A run of records:
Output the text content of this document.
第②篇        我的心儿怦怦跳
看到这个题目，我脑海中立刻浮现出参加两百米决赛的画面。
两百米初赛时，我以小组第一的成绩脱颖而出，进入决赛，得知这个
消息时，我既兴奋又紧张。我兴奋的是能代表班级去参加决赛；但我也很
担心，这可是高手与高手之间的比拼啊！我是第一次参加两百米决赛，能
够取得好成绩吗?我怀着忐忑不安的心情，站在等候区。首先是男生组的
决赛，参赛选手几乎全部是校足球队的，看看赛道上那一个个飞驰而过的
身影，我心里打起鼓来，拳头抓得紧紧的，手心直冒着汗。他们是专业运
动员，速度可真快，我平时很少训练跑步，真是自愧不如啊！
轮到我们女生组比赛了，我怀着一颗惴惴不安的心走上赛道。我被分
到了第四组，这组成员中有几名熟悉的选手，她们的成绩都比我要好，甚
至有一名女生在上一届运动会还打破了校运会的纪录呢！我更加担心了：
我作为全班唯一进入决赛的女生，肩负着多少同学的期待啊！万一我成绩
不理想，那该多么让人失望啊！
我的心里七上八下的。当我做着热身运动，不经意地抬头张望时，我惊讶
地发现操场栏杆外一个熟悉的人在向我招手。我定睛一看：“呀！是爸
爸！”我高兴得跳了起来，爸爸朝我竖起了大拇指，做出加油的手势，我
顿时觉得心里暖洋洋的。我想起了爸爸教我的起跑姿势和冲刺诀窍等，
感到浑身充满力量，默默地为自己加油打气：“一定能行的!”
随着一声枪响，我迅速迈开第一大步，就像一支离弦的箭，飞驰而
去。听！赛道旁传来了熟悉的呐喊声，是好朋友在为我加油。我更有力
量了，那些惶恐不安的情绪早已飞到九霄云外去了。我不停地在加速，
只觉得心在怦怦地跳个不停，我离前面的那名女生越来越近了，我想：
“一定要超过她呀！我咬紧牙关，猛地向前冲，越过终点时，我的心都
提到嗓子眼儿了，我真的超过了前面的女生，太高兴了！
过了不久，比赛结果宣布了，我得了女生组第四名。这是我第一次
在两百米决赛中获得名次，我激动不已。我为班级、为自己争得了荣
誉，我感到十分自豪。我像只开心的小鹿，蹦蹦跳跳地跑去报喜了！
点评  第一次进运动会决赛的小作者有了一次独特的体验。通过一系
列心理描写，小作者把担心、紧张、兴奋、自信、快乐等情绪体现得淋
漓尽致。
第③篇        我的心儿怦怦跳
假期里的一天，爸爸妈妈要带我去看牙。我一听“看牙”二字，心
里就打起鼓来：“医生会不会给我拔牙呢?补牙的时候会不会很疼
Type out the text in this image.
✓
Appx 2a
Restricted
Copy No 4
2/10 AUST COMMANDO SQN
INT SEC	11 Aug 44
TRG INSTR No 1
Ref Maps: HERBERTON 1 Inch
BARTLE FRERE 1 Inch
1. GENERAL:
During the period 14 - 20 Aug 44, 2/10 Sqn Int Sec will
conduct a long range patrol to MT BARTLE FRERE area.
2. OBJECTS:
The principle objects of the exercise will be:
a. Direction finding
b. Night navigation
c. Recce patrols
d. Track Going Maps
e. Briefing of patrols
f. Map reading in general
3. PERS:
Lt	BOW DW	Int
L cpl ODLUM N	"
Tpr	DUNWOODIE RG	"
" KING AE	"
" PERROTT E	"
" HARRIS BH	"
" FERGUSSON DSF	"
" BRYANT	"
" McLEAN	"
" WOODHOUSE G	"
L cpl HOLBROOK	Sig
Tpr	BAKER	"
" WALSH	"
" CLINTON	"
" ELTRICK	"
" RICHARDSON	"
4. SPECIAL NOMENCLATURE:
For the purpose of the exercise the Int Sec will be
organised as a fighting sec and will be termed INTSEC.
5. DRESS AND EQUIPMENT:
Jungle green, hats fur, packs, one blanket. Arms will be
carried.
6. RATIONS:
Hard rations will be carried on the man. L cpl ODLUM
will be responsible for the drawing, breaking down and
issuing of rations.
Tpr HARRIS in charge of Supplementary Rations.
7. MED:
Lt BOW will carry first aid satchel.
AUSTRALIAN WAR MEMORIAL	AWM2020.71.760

* _WHAT TO PRODUCE_:
Spot every line that holds "Inch" and copy it.

* _FINISHED EXERCISE_:
Ref Maps: HERBERTON 1 Inch
BARTLE FRERE 1 Inch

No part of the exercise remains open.